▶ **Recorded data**

* START *

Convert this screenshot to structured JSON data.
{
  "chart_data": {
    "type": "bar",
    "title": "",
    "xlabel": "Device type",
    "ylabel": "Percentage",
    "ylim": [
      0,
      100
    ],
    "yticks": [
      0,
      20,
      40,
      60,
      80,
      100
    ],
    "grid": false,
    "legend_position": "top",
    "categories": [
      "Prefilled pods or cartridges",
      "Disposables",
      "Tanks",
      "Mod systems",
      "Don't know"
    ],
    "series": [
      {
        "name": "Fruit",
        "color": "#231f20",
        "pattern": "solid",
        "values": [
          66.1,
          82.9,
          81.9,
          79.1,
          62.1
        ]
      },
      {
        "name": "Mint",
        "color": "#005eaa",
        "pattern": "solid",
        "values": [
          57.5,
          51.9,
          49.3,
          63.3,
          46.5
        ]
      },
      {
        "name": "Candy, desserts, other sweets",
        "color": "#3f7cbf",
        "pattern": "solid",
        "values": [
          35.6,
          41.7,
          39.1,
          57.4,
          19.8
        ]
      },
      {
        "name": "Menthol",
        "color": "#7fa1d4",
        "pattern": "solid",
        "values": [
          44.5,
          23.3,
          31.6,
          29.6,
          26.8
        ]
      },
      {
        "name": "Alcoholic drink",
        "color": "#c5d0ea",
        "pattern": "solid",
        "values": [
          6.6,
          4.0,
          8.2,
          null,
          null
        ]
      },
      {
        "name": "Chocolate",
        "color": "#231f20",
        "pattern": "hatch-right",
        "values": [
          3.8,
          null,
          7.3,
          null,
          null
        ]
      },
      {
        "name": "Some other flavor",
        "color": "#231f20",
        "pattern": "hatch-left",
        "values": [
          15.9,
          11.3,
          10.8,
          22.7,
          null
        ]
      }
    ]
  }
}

* END *
* START *

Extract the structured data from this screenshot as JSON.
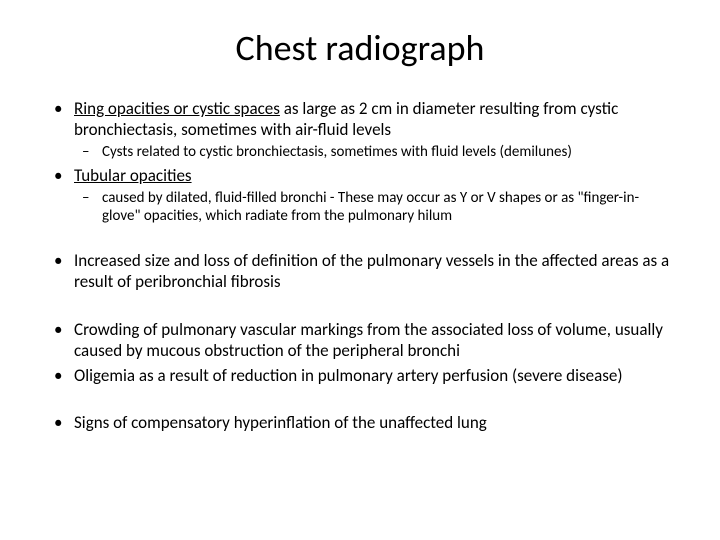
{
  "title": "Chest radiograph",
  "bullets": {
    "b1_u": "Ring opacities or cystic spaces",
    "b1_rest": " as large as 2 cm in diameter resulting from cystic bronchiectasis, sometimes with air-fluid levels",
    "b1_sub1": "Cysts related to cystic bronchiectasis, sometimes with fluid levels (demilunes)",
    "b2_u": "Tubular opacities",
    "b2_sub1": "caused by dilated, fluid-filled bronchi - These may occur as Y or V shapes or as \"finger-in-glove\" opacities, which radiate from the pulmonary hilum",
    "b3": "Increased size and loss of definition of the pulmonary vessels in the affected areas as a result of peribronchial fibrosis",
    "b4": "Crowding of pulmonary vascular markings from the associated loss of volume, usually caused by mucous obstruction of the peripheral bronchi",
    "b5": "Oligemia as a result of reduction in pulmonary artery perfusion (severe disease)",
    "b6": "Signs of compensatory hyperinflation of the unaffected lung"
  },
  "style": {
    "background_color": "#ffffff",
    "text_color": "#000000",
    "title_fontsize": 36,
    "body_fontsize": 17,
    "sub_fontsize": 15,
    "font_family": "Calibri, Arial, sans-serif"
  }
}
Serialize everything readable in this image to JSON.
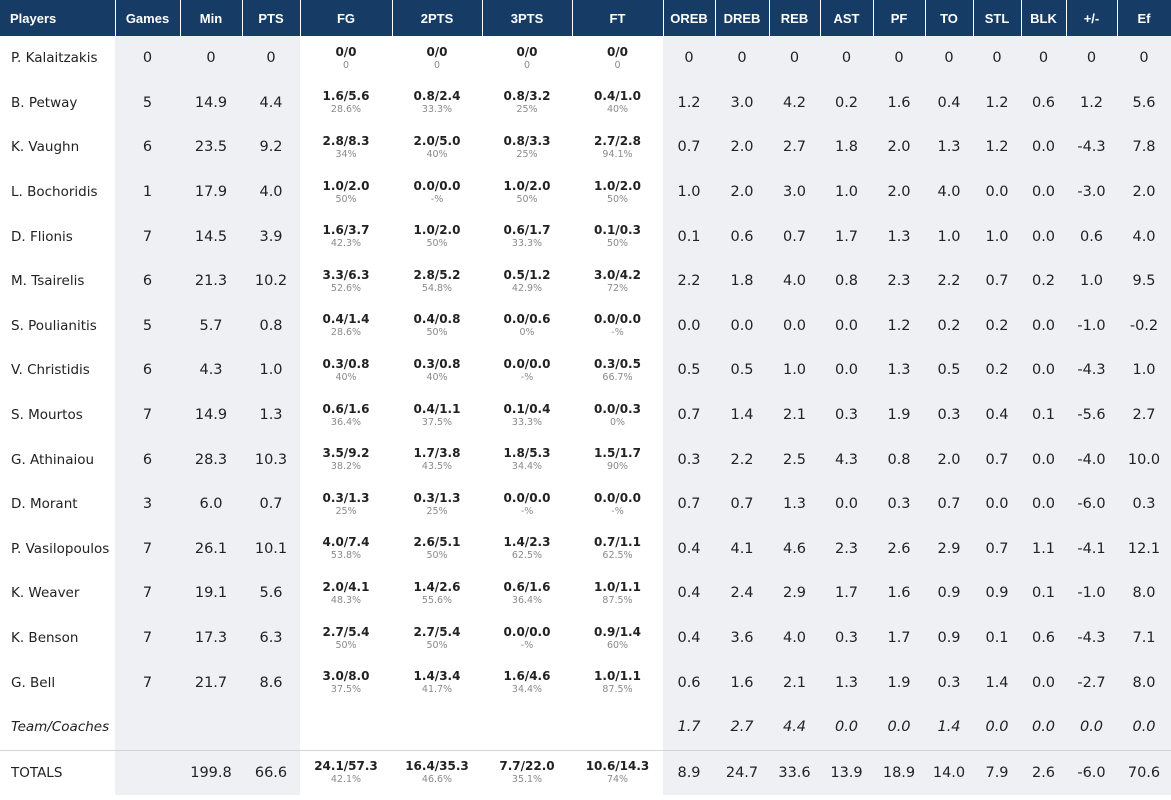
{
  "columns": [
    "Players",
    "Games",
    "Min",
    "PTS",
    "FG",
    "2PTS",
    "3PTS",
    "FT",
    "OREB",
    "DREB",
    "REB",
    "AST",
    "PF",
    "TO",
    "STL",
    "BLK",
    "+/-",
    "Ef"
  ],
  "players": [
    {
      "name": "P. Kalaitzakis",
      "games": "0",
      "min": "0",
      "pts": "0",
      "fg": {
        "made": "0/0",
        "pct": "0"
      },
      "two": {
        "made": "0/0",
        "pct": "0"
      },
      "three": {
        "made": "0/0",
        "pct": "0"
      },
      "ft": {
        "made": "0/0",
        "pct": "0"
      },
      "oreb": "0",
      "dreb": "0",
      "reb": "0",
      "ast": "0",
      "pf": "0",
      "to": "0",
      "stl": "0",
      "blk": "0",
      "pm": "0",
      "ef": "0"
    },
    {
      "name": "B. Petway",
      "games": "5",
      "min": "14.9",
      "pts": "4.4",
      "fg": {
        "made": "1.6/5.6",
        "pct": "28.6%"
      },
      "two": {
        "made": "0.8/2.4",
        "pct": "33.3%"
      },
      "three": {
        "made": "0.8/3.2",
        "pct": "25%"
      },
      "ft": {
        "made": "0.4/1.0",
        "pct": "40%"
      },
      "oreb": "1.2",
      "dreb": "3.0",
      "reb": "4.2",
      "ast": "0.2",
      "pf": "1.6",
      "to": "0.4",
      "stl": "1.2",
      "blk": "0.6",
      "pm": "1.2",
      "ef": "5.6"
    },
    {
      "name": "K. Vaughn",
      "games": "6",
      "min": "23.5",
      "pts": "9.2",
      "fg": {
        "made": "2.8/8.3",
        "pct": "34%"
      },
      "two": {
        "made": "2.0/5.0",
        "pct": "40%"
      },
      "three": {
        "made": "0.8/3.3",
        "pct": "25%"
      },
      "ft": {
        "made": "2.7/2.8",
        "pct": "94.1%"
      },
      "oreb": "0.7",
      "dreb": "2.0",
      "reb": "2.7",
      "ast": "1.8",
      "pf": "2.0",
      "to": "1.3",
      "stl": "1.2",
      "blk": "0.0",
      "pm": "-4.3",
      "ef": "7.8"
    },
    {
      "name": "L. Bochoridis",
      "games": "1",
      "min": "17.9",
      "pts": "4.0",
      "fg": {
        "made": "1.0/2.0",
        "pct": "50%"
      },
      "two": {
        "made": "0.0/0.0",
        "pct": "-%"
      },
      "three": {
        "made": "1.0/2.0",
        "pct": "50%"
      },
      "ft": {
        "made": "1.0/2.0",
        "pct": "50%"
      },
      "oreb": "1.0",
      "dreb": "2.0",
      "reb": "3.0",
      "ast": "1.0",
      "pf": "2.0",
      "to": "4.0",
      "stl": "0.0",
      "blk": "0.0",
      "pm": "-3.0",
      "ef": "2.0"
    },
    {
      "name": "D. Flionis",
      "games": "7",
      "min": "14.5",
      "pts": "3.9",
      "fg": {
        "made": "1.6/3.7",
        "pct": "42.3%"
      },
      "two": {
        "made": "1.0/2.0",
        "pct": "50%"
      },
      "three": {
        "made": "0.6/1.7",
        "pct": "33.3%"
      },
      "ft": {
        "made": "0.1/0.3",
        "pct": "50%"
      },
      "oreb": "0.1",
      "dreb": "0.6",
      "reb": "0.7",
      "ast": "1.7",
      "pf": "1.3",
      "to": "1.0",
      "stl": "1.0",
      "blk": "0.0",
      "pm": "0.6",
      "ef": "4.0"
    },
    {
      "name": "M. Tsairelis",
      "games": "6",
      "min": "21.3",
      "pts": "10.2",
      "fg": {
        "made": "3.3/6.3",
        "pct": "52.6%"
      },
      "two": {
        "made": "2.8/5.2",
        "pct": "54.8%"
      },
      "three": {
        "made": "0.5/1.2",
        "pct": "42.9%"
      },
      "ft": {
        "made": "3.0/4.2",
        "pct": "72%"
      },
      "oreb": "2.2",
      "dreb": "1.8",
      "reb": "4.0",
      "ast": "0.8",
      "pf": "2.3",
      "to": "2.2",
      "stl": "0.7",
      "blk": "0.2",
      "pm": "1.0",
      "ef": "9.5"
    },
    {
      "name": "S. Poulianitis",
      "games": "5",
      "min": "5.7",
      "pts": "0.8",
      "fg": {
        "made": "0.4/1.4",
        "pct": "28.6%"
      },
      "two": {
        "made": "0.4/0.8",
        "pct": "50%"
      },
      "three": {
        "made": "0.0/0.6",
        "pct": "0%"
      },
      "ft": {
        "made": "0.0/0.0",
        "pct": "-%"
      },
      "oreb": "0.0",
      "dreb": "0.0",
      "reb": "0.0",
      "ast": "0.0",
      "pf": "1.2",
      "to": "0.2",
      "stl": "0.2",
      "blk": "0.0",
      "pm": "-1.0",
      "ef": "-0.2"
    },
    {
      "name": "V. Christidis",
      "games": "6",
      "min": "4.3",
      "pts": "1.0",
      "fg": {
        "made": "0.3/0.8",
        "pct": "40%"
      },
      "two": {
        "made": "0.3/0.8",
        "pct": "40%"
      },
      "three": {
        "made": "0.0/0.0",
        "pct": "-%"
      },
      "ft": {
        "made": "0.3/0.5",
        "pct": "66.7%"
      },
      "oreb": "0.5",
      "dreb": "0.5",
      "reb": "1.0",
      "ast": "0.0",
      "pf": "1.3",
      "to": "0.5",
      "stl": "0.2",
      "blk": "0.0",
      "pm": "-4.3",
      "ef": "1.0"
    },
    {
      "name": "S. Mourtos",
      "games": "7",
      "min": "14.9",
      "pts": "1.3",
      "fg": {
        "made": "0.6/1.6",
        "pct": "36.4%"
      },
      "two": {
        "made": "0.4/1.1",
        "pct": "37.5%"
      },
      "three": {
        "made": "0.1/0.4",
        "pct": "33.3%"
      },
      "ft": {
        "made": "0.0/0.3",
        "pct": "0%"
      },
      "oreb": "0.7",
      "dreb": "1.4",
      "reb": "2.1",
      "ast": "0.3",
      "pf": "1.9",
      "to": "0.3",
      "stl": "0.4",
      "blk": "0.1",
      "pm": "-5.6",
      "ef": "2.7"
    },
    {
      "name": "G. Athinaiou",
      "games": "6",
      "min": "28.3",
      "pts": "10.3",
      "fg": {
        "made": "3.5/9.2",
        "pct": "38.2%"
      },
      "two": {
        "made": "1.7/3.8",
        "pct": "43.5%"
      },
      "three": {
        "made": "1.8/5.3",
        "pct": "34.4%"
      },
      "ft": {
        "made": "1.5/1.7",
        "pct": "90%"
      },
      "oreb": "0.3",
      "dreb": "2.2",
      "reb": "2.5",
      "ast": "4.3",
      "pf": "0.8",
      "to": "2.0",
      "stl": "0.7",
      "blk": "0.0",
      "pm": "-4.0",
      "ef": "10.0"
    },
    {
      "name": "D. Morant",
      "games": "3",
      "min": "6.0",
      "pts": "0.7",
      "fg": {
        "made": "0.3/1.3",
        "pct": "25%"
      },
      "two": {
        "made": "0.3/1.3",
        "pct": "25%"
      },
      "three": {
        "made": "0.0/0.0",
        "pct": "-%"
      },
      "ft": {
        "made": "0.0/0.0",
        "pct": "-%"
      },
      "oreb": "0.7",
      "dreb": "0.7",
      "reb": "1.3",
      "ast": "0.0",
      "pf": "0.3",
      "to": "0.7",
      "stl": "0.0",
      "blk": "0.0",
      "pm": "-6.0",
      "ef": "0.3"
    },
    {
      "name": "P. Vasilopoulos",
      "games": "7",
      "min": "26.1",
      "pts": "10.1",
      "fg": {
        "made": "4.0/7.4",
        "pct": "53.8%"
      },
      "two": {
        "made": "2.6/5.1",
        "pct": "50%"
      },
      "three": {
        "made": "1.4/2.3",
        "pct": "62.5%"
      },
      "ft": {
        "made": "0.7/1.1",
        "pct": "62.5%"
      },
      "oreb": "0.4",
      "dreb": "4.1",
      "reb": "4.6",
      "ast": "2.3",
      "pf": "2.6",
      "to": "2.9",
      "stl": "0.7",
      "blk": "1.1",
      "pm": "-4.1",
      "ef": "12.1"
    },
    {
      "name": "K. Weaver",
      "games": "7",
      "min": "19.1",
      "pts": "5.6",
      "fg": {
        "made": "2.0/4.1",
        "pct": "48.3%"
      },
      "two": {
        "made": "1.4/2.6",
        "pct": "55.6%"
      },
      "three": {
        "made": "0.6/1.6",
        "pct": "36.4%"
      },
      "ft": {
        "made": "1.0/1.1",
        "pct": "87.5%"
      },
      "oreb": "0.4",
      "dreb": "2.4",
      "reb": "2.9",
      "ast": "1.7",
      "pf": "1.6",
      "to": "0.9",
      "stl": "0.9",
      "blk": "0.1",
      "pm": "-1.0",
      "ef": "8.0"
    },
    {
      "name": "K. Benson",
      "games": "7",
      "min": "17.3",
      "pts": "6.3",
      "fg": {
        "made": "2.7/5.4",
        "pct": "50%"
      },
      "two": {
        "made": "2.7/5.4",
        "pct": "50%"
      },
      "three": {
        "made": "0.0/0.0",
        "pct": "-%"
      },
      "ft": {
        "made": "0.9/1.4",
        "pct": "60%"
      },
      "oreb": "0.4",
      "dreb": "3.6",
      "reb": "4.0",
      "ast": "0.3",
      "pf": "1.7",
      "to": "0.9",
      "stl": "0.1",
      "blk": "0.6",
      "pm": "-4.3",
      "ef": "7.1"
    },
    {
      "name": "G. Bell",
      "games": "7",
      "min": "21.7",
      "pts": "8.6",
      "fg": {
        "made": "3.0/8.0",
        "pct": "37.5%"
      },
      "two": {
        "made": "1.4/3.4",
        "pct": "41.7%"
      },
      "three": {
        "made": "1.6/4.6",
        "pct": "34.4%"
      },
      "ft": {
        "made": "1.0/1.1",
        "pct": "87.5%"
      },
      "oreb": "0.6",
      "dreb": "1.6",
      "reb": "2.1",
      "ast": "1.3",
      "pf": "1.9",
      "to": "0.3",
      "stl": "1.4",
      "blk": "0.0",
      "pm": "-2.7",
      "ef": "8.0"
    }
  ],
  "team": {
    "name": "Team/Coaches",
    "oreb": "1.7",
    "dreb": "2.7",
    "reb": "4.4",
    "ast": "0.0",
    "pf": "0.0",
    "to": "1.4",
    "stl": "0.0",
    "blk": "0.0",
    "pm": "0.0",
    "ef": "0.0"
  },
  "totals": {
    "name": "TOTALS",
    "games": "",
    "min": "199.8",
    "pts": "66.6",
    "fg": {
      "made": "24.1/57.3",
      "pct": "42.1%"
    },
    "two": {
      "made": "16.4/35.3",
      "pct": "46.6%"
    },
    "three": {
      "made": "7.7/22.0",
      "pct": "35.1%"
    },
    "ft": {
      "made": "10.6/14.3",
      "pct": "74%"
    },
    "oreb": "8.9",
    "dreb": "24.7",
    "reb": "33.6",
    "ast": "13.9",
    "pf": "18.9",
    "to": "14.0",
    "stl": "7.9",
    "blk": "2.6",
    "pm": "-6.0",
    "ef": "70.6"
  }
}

* END *

▶ **The task**
Pick out, from the lines above, every one that contains the string "fluid".

▶ **Expected output**
    "b1_rest": " as large as 2 cm in diameter resulting from cystic bronchiectasis, sometimes with air-fluid levels",
    "b1_sub1": "Cysts related to cystic bronchiectasis, sometimes with fluid levels (demilunes)",
    "b2_sub1": "caused by dilated, fluid-filled bronchi - These may occur as Y or V shapes or as \"finger-in-glove\" opacities, which radiate from the pulmonary hilum",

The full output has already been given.